▶ SHORT TASK: Select and copy out every line in the records containing "lands".

▶ DATASET CONTENT:
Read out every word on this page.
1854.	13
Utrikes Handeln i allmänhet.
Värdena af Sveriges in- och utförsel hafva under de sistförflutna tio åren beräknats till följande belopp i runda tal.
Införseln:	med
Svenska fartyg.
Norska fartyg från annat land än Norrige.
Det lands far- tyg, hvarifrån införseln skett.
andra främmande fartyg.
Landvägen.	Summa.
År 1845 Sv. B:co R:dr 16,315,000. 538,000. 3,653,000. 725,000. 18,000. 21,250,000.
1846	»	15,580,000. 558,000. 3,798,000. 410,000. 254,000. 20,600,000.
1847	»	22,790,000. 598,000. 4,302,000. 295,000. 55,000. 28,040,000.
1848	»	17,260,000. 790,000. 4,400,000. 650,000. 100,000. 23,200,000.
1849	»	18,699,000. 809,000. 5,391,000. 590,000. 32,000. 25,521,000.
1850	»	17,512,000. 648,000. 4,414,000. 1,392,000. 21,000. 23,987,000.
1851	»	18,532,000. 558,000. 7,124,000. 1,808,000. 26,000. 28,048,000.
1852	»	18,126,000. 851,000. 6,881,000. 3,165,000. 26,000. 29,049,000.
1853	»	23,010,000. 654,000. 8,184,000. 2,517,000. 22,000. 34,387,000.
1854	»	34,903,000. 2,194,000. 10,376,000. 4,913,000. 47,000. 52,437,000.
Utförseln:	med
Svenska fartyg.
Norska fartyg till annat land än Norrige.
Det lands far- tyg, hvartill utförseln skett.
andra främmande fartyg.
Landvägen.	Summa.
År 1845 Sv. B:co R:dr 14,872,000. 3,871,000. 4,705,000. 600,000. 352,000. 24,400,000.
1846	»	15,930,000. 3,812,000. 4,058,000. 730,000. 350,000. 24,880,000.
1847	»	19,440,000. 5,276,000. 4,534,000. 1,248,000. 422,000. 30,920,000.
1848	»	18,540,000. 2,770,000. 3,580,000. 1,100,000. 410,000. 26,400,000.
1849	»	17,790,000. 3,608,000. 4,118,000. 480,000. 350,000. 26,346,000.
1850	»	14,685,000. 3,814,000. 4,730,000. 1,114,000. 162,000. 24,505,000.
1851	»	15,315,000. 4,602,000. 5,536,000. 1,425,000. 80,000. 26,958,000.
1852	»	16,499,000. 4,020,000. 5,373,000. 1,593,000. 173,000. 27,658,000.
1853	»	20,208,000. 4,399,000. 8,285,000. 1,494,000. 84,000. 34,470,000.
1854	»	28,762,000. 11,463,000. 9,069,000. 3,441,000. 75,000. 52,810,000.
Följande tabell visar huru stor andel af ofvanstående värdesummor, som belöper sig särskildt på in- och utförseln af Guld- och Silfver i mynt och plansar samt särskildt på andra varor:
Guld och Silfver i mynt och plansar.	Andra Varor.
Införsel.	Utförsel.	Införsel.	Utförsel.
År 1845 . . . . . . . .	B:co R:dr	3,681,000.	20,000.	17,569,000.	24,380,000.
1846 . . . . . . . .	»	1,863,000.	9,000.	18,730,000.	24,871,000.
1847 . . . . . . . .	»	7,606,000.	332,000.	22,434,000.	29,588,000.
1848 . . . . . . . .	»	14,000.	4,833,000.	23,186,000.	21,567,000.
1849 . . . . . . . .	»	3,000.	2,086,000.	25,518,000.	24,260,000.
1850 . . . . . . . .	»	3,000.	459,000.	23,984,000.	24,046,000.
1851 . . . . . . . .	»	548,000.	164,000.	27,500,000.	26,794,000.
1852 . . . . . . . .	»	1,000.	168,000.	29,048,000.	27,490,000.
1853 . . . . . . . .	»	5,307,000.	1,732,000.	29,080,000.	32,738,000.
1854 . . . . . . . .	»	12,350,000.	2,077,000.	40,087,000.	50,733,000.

▶ EXERCISE SOLUTION:
Det lands far- tyg, hvarifrån införseln skett.
Det lands far- tyg, hvartill utförseln skett.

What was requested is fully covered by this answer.